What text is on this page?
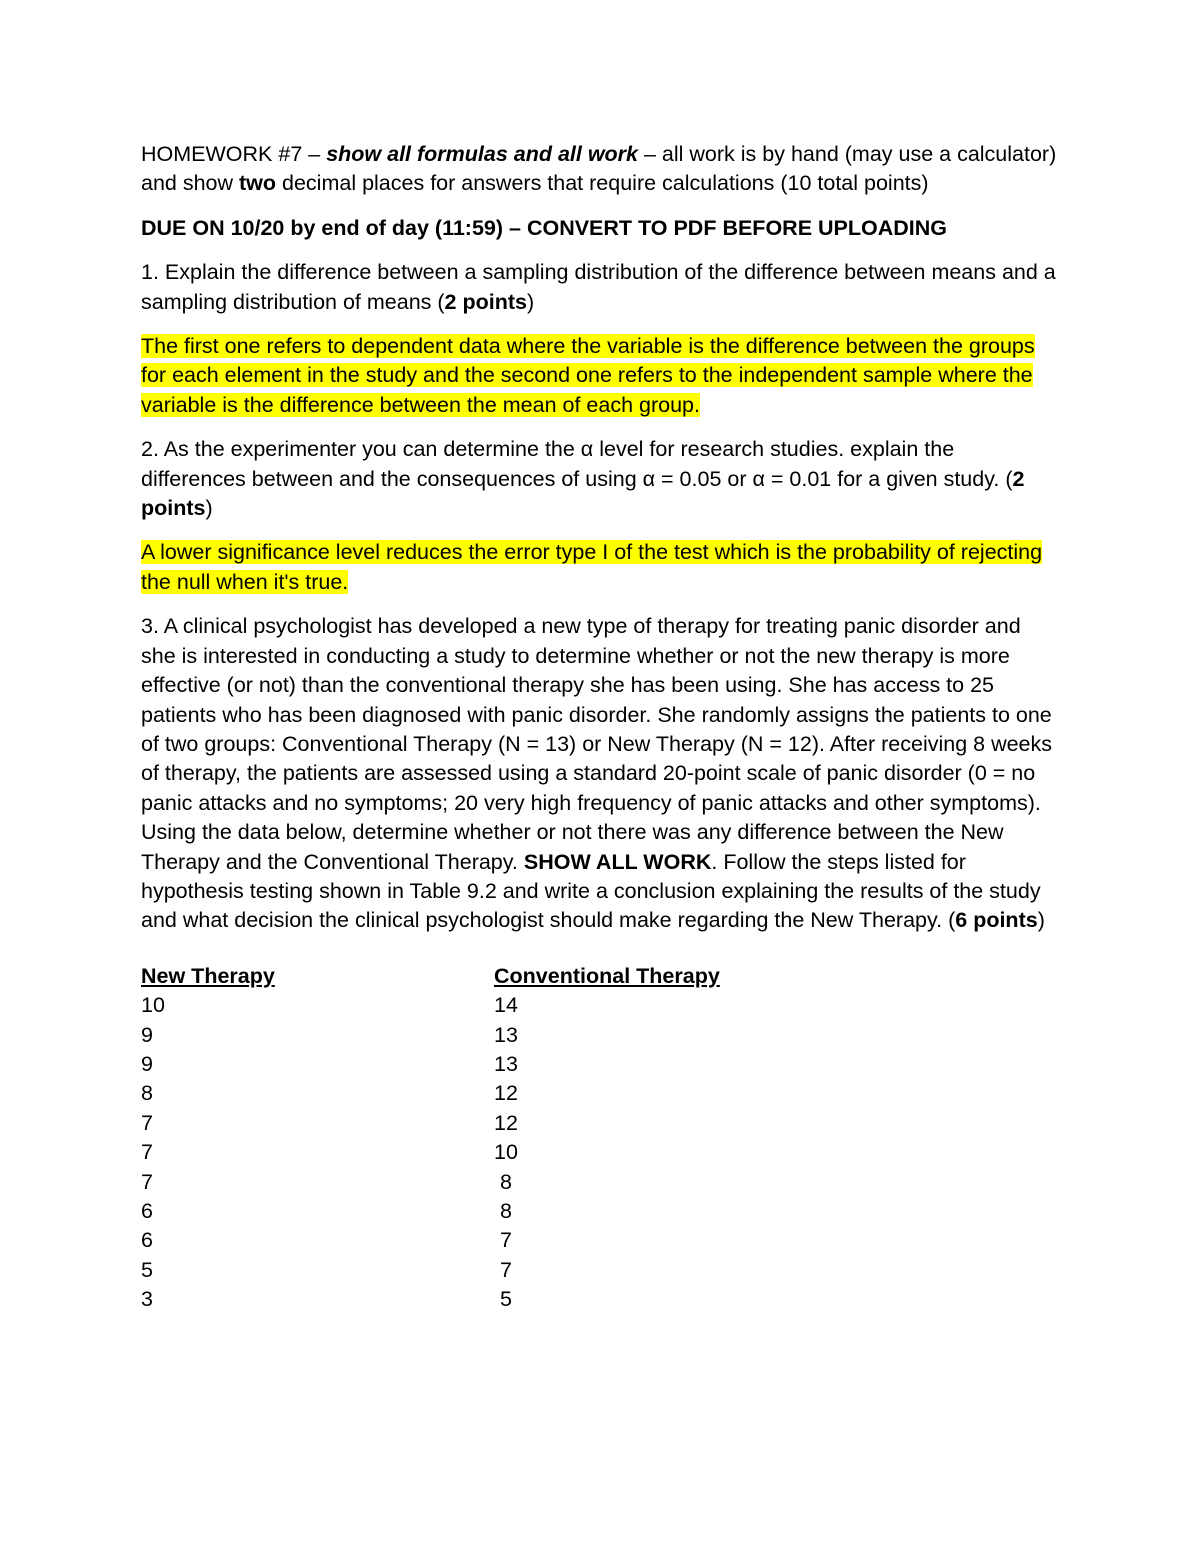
HOMEWORK #7 – show all formulas and all work – all work is by hand (may use a calculator) and show two decimal places for answers that require calculations (10 total points)

DUE ON 10/20 by end of day (11:59) – CONVERT TO PDF BEFORE UPLOADING

1. Explain the difference between a sampling distribution of the difference between means and a sampling distribution of means (2 points)

The first one refers to dependent data where the variable is the difference between the groups for each element in the study and the second one refers to the independent sample where the variable is the difference between the mean of each group.

2. As the experimenter you can determine the α level for research studies. explain the differences between and the consequences of using α = 0.05 or α = 0.01 for a given study. (2 points)

A lower significance level reduces the error type I of the test which is the probability of rejecting the null when it's true.

3. A clinical psychologist has developed a new type of therapy for treating panic disorder and she is interested in conducting a study to determine whether or not the new therapy is more effective (or not) than the conventional therapy she has been using. She has access to 25 patients who has been diagnosed with panic disorder. She randomly assigns the patients to one of two groups: Conventional Therapy (N = 13) or New Therapy (N = 12). After receiving 8 weeks of therapy, the patients are assessed using a standard 20-point scale of panic disorder (0 = no panic attacks and no symptoms; 20 very high frequency of panic attacks and other symptoms). Using the data below, determine whether or not there was any difference between the New Therapy and the Conventional Therapy. SHOW ALL WORK. Follow the steps listed for hypothesis testing shown in Table 9.2 and write a conclusion explaining the results of the study and what decision the clinical psychologist should make regarding the New Therapy. (6 points)

New Therapy
10
9
9
8
7
7
7
6
6
5
3
Conventional Therapy
14
13
13
12
12
10
8
8
7
7
5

● Goal of the exercise
With the pictures dropped, write out all of the entries word for word.

● Output
What text is on this page?
HOMEWORK #7 – show all formulas and all work – all work is by hand (may use a calculator) and show two decimal places for answers that require calculations (10 total points)

DUE ON 10/20 by end of day (11:59) – CONVERT TO PDF BEFORE UPLOADING

1. Explain the difference between a sampling distribution of the difference between means and a sampling distribution of means (2 points)

The first one refers to dependent data where the variable is the difference between the groups for each element in the study and the second one refers to the independent sample where the variable is the difference between the mean of each group.

2. As the experimenter you can determine the α level for research studies. explain the differences between and the consequences of using α = 0.05 or α = 0.01 for a given study. (2 points)

A lower significance level reduces the error type I of the test which is the probability of rejecting the null when it's true.

3. A clinical psychologist has developed a new type of therapy for treating panic disorder and she is interested in conducting a study to determine whether or not the new therapy is more effective (or not) than the conventional therapy she has been using. She has access to 25 patients who has been diagnosed with panic disorder. She randomly assigns the patients to one of two groups: Conventional Therapy (N = 13) or New Therapy (N = 12). After receiving 8 weeks of therapy, the patients are assessed using a standard 20-point scale of panic disorder (0 = no panic attacks and no symptoms; 20 very high frequency of panic attacks and other symptoms). Using the data below, determine whether or not there was any difference between the New Therapy and the Conventional Therapy. SHOW ALL WORK. Follow the steps listed for hypothesis testing shown in Table 9.2 and write a conclusion explaining the results of the study and what decision the clinical psychologist should make regarding the New Therapy. (6 points)

New Therapy
10
9
9
8
7
7
7
6
6
5
3
Conventional Therapy
14
13
13
12
12
10
8
8
7
7
5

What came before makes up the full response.